TASK DETAILS: Gather all lines in the records below that include the word "name".

(Entries taken from a collection)
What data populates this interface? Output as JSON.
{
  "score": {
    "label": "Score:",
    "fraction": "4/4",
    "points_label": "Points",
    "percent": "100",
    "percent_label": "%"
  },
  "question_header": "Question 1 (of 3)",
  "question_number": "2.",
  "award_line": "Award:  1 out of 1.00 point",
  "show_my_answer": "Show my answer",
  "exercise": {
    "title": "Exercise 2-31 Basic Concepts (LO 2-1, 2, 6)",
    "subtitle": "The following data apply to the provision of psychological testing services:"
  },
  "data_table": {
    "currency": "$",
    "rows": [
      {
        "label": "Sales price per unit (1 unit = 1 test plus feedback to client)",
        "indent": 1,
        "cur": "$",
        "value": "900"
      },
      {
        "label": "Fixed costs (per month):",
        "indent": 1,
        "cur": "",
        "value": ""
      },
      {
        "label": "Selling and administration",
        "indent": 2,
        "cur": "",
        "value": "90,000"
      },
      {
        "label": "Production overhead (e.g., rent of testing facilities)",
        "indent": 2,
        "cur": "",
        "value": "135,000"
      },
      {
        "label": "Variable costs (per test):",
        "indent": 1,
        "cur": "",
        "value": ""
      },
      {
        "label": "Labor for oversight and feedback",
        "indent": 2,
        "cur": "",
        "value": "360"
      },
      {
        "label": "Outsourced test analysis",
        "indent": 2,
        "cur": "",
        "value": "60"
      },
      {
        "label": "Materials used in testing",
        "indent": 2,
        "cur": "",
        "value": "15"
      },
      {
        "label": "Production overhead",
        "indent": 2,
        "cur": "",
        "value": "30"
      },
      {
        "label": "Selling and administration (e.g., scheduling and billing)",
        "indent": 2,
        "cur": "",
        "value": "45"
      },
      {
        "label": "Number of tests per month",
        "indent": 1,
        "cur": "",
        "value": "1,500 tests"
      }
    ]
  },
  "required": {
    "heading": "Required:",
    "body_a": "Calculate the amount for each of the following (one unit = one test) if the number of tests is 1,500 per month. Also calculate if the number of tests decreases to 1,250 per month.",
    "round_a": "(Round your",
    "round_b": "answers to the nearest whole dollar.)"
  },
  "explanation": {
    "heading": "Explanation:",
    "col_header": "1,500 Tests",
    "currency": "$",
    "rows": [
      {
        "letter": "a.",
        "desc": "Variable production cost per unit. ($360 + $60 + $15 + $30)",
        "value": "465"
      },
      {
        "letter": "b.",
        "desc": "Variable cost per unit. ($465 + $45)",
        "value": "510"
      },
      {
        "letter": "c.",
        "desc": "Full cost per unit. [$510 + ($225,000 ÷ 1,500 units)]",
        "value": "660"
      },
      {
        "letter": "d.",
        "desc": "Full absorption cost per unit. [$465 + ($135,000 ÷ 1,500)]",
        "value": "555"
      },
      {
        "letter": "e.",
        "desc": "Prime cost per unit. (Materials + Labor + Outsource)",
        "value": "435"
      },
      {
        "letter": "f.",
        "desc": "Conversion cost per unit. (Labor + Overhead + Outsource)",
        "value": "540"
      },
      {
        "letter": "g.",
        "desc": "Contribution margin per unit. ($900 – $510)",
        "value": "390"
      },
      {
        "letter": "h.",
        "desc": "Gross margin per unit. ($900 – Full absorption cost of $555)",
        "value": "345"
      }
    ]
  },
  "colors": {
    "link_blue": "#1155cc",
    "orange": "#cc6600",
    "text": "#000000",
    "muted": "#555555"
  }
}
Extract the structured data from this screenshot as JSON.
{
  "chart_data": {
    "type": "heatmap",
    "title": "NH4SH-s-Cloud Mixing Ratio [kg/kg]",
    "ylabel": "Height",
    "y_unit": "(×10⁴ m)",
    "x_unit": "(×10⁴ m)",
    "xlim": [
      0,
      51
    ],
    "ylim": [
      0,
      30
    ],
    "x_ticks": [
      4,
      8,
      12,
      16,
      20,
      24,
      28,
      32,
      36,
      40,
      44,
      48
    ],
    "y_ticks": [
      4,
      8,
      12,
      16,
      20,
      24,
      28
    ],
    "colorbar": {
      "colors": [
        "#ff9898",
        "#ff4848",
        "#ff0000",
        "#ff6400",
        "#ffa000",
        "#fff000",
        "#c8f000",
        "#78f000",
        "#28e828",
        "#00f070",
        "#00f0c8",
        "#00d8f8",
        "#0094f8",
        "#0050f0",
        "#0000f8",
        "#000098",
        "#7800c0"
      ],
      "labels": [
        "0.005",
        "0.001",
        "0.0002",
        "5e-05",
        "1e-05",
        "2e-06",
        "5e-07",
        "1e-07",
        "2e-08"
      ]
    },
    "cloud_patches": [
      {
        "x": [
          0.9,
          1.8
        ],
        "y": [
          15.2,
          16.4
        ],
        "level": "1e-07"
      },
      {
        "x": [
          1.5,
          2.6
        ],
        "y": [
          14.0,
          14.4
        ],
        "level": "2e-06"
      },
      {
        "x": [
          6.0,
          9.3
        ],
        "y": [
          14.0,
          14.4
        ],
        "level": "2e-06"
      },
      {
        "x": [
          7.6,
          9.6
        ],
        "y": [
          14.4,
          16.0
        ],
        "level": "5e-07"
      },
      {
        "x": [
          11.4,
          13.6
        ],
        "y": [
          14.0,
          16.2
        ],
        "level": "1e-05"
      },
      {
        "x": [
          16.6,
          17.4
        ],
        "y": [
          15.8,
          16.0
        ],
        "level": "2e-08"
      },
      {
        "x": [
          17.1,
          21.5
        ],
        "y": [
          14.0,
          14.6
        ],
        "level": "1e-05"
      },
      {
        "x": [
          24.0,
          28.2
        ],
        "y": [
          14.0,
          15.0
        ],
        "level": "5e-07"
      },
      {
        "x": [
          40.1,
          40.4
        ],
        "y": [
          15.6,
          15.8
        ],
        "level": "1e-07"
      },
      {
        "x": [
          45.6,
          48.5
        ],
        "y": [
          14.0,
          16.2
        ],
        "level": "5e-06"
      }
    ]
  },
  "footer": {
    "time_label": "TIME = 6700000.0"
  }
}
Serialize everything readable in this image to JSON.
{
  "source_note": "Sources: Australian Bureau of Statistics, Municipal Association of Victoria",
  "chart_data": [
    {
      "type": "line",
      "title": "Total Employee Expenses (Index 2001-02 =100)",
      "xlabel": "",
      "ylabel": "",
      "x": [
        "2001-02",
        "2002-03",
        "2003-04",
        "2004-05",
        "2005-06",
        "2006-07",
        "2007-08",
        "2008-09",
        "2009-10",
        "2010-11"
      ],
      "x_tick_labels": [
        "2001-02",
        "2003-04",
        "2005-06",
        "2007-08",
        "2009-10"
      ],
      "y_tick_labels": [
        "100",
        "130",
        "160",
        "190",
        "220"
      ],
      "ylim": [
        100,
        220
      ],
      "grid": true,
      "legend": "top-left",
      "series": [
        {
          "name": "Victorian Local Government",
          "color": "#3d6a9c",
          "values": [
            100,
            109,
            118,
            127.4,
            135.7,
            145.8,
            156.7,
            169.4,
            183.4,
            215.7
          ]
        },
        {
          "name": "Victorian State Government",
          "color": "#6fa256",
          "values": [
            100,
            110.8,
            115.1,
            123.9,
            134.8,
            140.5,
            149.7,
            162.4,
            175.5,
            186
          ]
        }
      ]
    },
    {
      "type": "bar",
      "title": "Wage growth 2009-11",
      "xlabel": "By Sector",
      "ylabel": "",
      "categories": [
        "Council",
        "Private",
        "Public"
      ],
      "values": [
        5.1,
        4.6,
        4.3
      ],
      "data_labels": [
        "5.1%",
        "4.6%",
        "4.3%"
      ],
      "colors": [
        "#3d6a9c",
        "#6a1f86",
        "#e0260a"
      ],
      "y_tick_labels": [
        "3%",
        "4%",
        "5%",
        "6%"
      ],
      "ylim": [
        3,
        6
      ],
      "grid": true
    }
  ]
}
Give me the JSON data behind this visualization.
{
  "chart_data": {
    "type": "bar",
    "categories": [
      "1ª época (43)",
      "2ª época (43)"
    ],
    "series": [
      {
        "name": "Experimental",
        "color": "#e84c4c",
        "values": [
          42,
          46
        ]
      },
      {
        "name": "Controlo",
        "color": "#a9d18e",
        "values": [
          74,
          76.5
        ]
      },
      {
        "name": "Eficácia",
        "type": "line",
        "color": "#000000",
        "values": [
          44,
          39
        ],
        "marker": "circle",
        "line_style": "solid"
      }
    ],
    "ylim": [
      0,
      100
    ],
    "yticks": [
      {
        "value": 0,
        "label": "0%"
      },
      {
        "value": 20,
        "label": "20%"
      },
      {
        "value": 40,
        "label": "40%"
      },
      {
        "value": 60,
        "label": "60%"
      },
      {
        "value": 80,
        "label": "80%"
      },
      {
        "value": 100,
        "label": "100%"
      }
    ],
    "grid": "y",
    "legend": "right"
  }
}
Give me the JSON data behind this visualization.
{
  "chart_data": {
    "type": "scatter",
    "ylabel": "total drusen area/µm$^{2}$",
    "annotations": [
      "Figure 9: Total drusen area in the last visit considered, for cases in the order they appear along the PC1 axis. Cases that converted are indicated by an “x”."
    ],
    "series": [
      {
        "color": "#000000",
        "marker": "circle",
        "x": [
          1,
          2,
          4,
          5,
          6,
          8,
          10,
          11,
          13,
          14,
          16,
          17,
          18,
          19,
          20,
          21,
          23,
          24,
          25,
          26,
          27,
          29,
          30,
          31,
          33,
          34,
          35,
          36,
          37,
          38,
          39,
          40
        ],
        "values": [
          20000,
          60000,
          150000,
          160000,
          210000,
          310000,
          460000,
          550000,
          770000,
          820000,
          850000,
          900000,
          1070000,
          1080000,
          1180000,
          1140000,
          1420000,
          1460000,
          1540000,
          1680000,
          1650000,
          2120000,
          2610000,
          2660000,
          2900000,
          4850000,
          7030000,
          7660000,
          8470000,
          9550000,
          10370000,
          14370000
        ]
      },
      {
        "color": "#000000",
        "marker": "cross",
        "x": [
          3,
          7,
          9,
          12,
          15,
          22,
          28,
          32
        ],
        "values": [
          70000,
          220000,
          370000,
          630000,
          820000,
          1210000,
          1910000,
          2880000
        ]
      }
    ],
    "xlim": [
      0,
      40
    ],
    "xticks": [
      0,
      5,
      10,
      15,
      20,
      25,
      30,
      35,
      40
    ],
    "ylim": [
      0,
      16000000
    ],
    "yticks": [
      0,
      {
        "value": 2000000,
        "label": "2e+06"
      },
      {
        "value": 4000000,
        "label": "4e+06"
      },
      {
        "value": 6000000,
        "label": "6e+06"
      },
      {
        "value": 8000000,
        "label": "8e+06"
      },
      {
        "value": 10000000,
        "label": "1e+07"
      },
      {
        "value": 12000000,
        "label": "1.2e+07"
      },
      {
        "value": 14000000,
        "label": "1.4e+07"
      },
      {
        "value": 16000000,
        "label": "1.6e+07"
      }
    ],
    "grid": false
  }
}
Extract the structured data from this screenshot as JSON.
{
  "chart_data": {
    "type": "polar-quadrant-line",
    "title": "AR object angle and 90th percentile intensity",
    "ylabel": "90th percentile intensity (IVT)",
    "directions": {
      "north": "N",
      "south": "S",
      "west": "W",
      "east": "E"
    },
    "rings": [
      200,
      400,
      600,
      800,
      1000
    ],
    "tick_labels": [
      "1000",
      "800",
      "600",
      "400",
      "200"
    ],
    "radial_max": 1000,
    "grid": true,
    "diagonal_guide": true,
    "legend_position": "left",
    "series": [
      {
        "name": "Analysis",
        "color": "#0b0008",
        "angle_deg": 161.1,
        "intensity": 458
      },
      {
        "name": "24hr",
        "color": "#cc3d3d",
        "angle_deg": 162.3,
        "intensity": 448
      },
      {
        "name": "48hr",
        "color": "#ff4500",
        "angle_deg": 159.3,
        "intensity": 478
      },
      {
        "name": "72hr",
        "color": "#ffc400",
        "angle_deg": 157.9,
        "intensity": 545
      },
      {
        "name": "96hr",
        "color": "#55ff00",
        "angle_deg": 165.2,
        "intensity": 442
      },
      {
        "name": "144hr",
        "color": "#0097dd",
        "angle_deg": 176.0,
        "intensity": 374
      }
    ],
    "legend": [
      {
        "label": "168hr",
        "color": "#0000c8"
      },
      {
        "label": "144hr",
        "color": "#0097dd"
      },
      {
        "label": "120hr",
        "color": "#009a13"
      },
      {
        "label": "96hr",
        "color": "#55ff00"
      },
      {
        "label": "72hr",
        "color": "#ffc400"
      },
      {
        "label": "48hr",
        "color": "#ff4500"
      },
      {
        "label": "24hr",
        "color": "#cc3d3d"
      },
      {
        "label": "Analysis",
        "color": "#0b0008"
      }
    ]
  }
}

OUTPUT OF THE TASK:
          "name": "Victorian Local Government",
          "name": "Victorian State Government",
        "name": "Experimental",
        "name": "Controlo",
        "name": "Eficácia",
        "name": "Analysis",
        "name": "24hr",
        "name": "48hr",
        "name": "72hr",
        "name": "96hr",
        "name": "144hr",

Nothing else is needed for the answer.